**Task statement**
Write out all the entries word for word and omit any pictures.

**Rows from a figure dataset**
— start —

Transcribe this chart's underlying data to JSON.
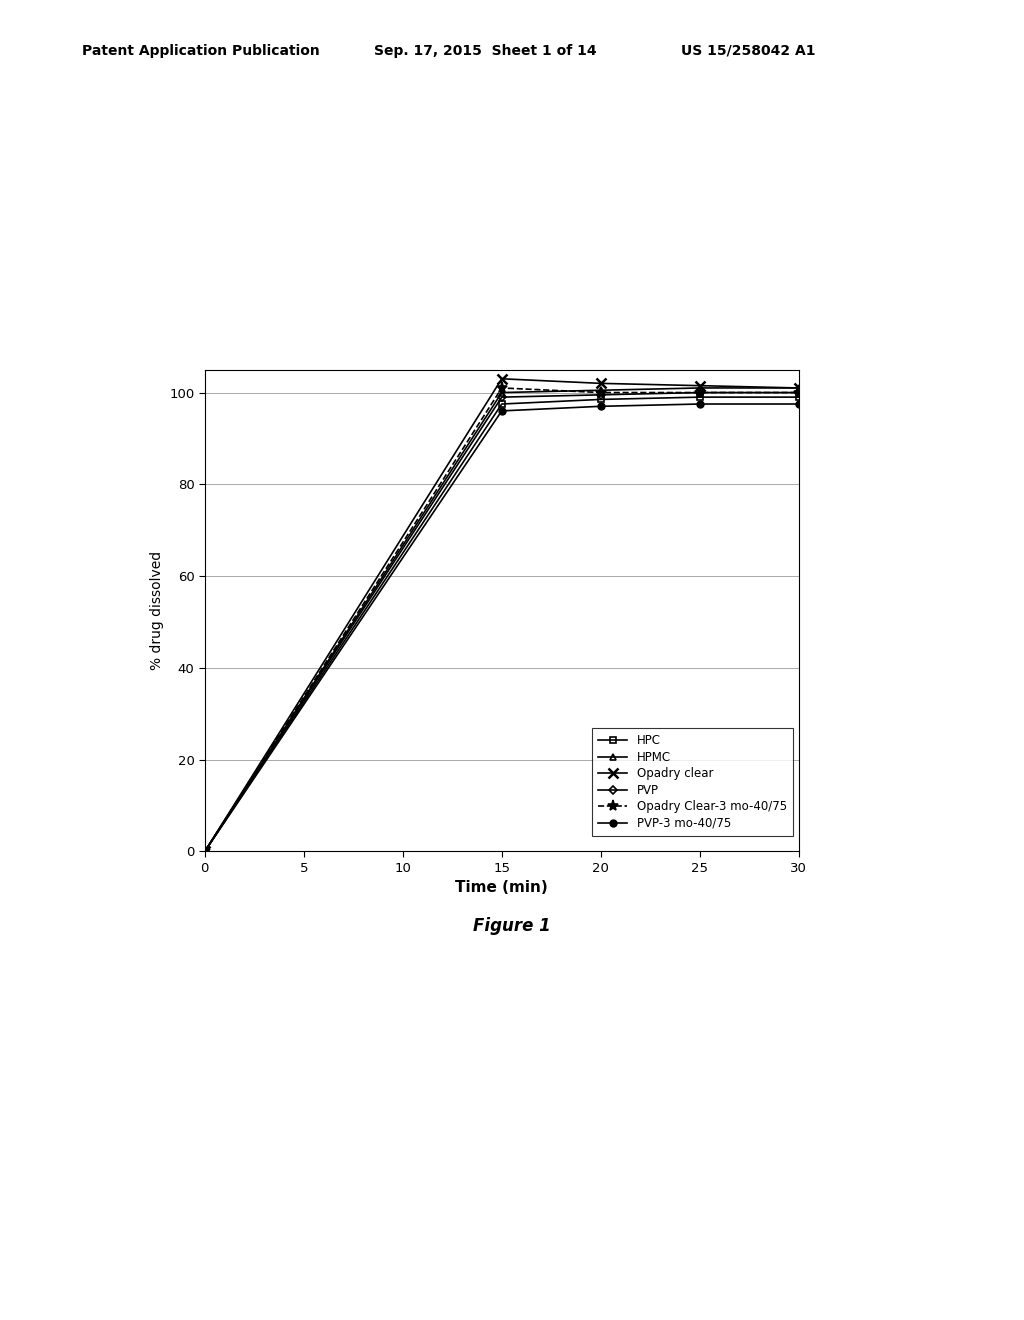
{
  "title": "",
  "xlabel": "Time (min)",
  "ylabel": "% drug dissolved",
  "xlim": [
    0,
    30
  ],
  "ylim": [
    0,
    105
  ],
  "xticks": [
    0,
    5,
    10,
    15,
    20,
    25,
    30
  ],
  "yticks": [
    0,
    20,
    40,
    60,
    80,
    100
  ],
  "series": [
    {
      "label": "HPC",
      "x": [
        0,
        15,
        20,
        25,
        30
      ],
      "y": [
        0,
        97.5,
        98.5,
        99,
        99
      ],
      "marker": "s",
      "marker_size": 5,
      "fillstyle": "none",
      "color": "#000000",
      "linewidth": 1.2,
      "linestyle": "-"
    },
    {
      "label": "HPMC",
      "x": [
        0,
        15,
        20,
        25,
        30
      ],
      "y": [
        0,
        100,
        100.5,
        101,
        101
      ],
      "marker": "^",
      "marker_size": 5,
      "fillstyle": "none",
      "color": "#000000",
      "linewidth": 1.2,
      "linestyle": "-"
    },
    {
      "label": "Opadry clear",
      "x": [
        0,
        15,
        20,
        25,
        30
      ],
      "y": [
        0,
        103,
        102,
        101.5,
        101
      ],
      "marker": "x",
      "marker_size": 7,
      "fillstyle": "full",
      "color": "#000000",
      "linewidth": 1.2,
      "linestyle": "-"
    },
    {
      "label": "PVP",
      "x": [
        0,
        15,
        20,
        25,
        30
      ],
      "y": [
        0,
        99,
        99.5,
        100,
        100
      ],
      "marker": "D",
      "marker_size": 4,
      "fillstyle": "none",
      "color": "#000000",
      "linewidth": 1.2,
      "linestyle": "-"
    },
    {
      "label": "Opadry Clear-3 mo-40/75",
      "x": [
        0,
        15,
        20,
        25,
        30
      ],
      "y": [
        0,
        101,
        100,
        100,
        100
      ],
      "marker": "*",
      "marker_size": 8,
      "fillstyle": "full",
      "color": "#000000",
      "linewidth": 1.2,
      "linestyle": "--"
    },
    {
      "label": "PVP-3 mo-40/75",
      "x": [
        0,
        15,
        20,
        25,
        30
      ],
      "y": [
        0,
        96,
        97,
        97.5,
        97.5
      ],
      "marker": "o",
      "marker_size": 5,
      "fillstyle": "full",
      "color": "#000000",
      "linewidth": 1.2,
      "linestyle": "-"
    }
  ],
  "header_left": "Patent Application Publication",
  "header_mid": "Sep. 17, 2015  Sheet 1 of 14",
  "header_right": "US 15/258042 A1",
  "figure_label": "Figure 1",
  "background_color": "#ffffff"
}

— end —

**Response for this exercise**
Transcribe this chart's underlying data to JSON.
{
  "title": "",
  "xlabel": "Time (min)",
  "ylabel": "% drug dissolved",
  "xlim": [
    0,
    30
  ],
  "ylim": [
    0,
    105
  ],
  "xticks": [
    0,
    5,
    10,
    15,
    20,
    25,
    30
  ],
  "yticks": [
    0,
    20,
    40,
    60,
    80,
    100
  ],
  "series": [
    {
      "label": "HPC",
      "x": [
        0,
        15,
        20,
        25,
        30
      ],
      "y": [
        0,
        97.5,
        98.5,
        99,
        99
      ],
      "marker": "s",
      "marker_size": 5,
      "fillstyle": "none",
      "color": "#000000",
      "linewidth": 1.2,
      "linestyle": "-"
    },
    {
      "label": "HPMC",
      "x": [
        0,
        15,
        20,
        25,
        30
      ],
      "y": [
        0,
        100,
        100.5,
        101,
        101
      ],
      "marker": "^",
      "marker_size": 5,
      "fillstyle": "none",
      "color": "#000000",
      "linewidth": 1.2,
      "linestyle": "-"
    },
    {
      "label": "Opadry clear",
      "x": [
        0,
        15,
        20,
        25,
        30
      ],
      "y": [
        0,
        103,
        102,
        101.5,
        101
      ],
      "marker": "x",
      "marker_size": 7,
      "fillstyle": "full",
      "color": "#000000",
      "linewidth": 1.2,
      "linestyle": "-"
    },
    {
      "label": "PVP",
      "x": [
        0,
        15,
        20,
        25,
        30
      ],
      "y": [
        0,
        99,
        99.5,
        100,
        100
      ],
      "marker": "D",
      "marker_size": 4,
      "fillstyle": "none",
      "color": "#000000",
      "linewidth": 1.2,
      "linestyle": "-"
    },
    {
      "label": "Opadry Clear-3 mo-40/75",
      "x": [
        0,
        15,
        20,
        25,
        30
      ],
      "y": [
        0,
        101,
        100,
        100,
        100
      ],
      "marker": "*",
      "marker_size": 8,
      "fillstyle": "full",
      "color": "#000000",
      "linewidth": 1.2,
      "linestyle": "--"
    },
    {
      "label": "PVP-3 mo-40/75",
      "x": [
        0,
        15,
        20,
        25,
        30
      ],
      "y": [
        0,
        96,
        97,
        97.5,
        97.5
      ],
      "marker": "o",
      "marker_size": 5,
      "fillstyle": "full",
      "color": "#000000",
      "linewidth": 1.2,
      "linestyle": "-"
    }
  ],
  "header_left": "Patent Application Publication",
  "header_mid": "Sep. 17, 2015  Sheet 1 of 14",
  "header_right": "US 15/258042 A1",
  "figure_label": "Figure 1",
  "background_color": "#ffffff"
}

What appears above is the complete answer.